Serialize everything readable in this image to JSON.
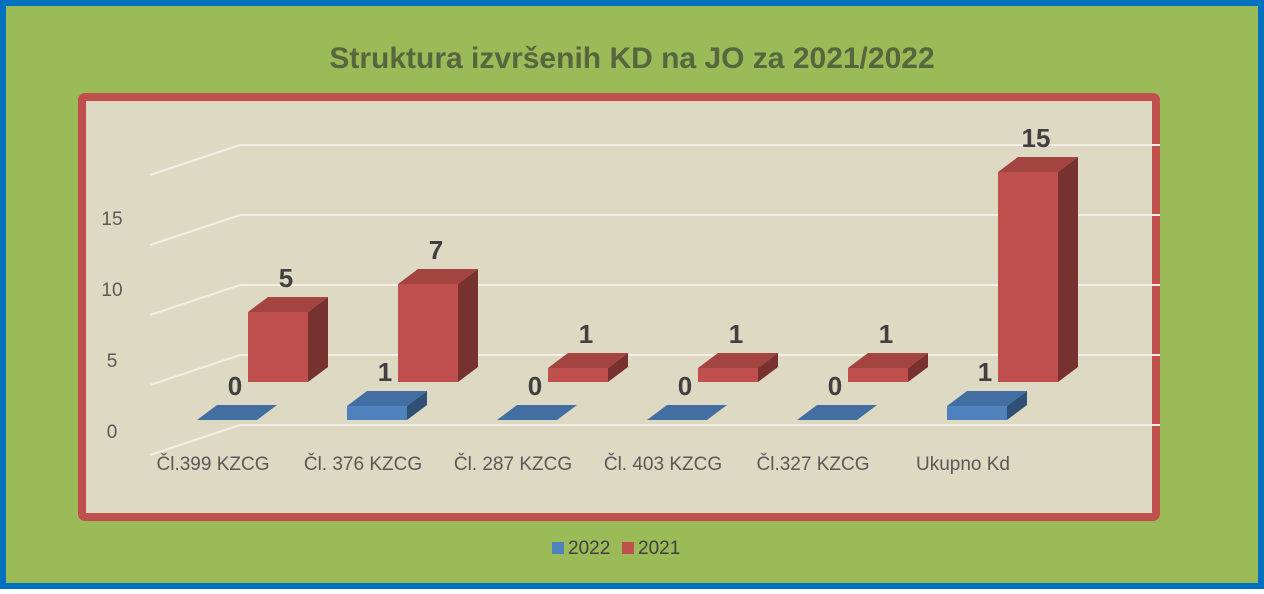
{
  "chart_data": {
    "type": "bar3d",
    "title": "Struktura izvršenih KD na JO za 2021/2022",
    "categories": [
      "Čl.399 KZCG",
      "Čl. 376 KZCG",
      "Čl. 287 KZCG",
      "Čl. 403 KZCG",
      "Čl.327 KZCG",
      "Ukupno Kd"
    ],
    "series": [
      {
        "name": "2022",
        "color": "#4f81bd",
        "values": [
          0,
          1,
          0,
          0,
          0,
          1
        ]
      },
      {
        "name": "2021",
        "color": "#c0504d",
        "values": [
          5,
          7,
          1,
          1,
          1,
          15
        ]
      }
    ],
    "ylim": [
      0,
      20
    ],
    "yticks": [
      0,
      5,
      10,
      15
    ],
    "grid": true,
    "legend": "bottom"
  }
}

========

__Stated problem__. List each line in the listing that contains the string "KZCG".

__Solution for this problem__.
      "Čl.399 KZCG",
      "Čl. 376 KZCG",
      "Čl. 287 KZCG",
      "Čl. 403 KZCG",
      "Čl.327 KZCG",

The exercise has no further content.